= QUÉ SE PIDE =
Por favor, escribe como lista numerada las líneas desde la que contiene "Localize each UI" hasta la que contiene "date-hint: 日付には YYYY/MM/DD", ambas incluidas, sin las líneas en blanco.
***** LÍNEAS DEL EJERCICIO
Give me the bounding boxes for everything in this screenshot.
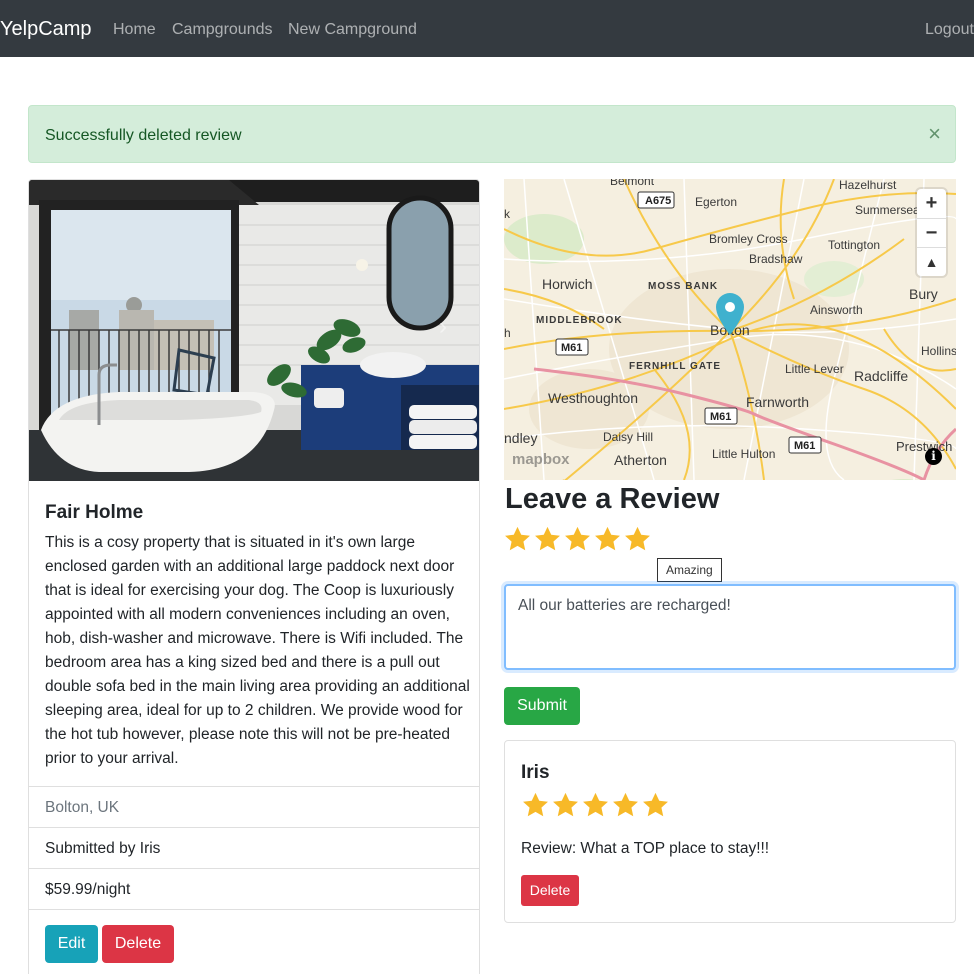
**********
***** LÍNEAS DEL EJERCICIO
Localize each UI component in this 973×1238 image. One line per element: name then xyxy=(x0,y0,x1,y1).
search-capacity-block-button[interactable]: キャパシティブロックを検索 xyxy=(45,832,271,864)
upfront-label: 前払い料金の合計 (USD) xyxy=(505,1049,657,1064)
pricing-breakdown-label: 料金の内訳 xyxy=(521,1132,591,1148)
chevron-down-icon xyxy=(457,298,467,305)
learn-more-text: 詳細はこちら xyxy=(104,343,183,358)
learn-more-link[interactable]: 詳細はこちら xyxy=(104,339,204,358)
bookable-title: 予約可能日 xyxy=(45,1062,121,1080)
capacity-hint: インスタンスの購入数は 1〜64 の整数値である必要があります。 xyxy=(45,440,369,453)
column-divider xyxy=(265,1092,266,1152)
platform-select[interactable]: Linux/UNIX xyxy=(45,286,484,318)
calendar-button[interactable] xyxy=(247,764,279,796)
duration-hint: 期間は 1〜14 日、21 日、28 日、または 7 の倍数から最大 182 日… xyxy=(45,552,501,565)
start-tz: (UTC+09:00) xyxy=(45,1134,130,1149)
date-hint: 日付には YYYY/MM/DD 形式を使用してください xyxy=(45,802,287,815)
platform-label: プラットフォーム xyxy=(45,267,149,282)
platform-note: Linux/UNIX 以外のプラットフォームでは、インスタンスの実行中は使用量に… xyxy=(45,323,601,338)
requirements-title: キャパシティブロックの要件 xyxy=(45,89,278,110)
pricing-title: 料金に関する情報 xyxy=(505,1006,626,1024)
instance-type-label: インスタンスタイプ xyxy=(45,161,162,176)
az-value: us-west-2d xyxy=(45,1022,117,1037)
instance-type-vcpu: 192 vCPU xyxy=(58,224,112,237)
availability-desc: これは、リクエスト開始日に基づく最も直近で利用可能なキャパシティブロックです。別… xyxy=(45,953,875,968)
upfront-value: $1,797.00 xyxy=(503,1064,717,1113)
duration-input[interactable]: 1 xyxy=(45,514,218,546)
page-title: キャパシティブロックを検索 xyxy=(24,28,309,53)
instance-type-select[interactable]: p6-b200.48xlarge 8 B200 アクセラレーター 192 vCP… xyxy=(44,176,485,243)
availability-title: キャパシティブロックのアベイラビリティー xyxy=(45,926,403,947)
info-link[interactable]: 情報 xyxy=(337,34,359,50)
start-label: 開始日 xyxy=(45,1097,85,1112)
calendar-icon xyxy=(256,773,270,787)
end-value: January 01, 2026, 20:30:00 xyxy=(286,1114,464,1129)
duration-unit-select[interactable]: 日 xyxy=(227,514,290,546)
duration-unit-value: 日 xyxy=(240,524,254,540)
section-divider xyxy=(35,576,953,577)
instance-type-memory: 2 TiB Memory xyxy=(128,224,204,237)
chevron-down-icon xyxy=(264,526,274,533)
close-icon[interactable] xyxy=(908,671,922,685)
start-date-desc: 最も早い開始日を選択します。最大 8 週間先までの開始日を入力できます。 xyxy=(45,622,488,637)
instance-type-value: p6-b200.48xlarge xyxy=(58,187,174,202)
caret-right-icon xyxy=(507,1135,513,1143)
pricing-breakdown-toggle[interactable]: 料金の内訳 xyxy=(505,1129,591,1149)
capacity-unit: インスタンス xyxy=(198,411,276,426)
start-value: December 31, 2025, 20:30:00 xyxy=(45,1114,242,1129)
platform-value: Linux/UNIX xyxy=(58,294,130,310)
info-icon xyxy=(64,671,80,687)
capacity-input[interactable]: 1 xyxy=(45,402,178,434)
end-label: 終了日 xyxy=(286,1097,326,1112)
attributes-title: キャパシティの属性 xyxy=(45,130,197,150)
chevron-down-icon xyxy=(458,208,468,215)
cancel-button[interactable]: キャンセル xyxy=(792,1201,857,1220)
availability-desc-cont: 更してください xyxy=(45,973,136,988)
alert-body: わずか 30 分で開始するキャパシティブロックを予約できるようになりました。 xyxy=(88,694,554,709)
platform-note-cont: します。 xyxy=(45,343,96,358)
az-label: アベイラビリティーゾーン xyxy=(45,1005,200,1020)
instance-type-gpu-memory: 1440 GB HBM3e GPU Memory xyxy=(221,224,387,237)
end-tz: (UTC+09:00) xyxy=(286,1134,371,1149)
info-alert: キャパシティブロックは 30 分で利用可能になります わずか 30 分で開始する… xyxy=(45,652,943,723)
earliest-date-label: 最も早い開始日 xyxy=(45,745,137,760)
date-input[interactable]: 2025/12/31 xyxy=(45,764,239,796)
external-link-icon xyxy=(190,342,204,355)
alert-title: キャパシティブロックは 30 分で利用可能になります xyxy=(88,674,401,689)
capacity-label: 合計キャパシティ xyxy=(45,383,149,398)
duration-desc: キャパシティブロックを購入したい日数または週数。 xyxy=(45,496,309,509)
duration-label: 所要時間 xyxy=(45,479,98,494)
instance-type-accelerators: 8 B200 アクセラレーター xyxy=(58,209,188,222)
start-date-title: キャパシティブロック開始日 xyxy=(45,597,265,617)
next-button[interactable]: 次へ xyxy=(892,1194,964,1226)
**********
= RESULTADO DEL EJERCICIO =
1. Localize each UI component in this 973×1238 image. One line per element: name then xyxy=(x0,y0,x1,y1).
2. search-capacity-block-button[interactable]: キャパシティブロックを検索 xyxy=(45,832,271,864)
3. upfront-label: 前払い料金の合計 (USD) xyxy=(505,1049,657,1064)
4. pricing-breakdown-label: 料金の内訳 xyxy=(521,1132,591,1148)
5. chevron-down-icon xyxy=(457,298,467,305)
6. learn-more-text: 詳細はこちら xyxy=(104,343,183,358)
7. learn-more-link[interactable]: 詳細はこちら xyxy=(104,339,204,358)
8. bookable-title: 予約可能日 xyxy=(45,1062,121,1080)
9. capacity-hint: インスタンスの購入数は 1〜64 の整数値である必要があります。 xyxy=(45,440,369,453)
10. column-divider xyxy=(265,1092,266,1152)
11. platform-select[interactable]: Linux/UNIX xyxy=(45,286,484,318)
12. calendar-button[interactable] xyxy=(247,764,279,796)
13. duration-hint: 期間は 1〜14 日、21 日、28 日、または 7 の倍数から最大 182 日… xyxy=(45,552,501,565)
14. start-tz: (UTC+09:00) xyxy=(45,1134,130,1149)
15. date-hint: 日付には YYYY/MM/DD 形式を使用してください xyxy=(45,802,287,815)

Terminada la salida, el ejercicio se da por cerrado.